▶ Instructions to follow
Find each line holding the word "کیلوگرم" and give the total alone.

▶ Dataset excerpts
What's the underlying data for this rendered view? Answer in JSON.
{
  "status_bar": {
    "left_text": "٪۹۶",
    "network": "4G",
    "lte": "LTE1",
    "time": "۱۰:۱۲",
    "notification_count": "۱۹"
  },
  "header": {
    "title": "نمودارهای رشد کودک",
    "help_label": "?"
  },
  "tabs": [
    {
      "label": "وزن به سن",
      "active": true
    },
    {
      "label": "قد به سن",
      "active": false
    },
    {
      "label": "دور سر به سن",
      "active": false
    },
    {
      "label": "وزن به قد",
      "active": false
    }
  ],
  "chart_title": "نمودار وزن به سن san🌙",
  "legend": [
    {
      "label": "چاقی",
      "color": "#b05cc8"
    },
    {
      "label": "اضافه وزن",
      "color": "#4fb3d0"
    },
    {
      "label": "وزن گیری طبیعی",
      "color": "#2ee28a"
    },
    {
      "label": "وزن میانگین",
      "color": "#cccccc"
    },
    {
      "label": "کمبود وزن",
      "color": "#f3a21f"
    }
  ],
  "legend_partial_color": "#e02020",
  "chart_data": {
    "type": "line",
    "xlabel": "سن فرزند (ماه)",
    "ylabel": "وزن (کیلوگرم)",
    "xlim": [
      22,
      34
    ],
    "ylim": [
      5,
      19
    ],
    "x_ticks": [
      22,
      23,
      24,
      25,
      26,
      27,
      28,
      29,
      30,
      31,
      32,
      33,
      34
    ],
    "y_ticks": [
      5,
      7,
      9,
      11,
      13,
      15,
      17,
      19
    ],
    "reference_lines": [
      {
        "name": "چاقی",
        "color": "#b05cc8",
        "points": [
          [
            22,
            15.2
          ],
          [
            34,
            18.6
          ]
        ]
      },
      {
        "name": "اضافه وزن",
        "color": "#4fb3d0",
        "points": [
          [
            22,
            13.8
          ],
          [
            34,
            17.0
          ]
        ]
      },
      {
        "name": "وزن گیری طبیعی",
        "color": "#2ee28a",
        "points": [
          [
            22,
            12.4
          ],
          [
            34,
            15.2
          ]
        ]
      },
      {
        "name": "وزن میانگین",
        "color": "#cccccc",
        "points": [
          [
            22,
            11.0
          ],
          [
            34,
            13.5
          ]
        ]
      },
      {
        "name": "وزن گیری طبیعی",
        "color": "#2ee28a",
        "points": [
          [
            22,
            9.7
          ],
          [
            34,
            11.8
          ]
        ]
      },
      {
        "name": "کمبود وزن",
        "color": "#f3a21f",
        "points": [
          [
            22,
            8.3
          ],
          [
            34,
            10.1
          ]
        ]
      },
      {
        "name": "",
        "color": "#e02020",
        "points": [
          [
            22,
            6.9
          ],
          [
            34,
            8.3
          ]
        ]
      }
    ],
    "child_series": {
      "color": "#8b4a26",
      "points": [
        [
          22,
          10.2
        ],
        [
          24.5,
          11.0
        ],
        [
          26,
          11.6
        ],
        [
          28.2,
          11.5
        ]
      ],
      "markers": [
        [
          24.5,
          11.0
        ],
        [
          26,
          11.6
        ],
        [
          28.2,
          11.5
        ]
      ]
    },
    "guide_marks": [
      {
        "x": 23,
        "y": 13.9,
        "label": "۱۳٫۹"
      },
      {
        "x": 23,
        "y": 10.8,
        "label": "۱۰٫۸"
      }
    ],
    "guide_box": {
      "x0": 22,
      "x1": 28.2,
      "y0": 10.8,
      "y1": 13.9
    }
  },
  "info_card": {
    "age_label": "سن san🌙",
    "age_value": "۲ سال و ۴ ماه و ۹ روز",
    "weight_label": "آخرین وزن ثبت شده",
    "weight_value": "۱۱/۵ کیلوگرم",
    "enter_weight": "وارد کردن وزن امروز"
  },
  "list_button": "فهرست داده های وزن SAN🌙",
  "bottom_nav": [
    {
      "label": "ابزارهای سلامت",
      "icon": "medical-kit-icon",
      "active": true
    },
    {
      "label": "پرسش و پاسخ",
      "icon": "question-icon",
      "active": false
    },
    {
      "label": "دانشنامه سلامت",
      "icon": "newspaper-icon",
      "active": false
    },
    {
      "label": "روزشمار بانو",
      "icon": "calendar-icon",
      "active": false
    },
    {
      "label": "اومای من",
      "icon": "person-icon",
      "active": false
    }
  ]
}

▶ Problem solution
2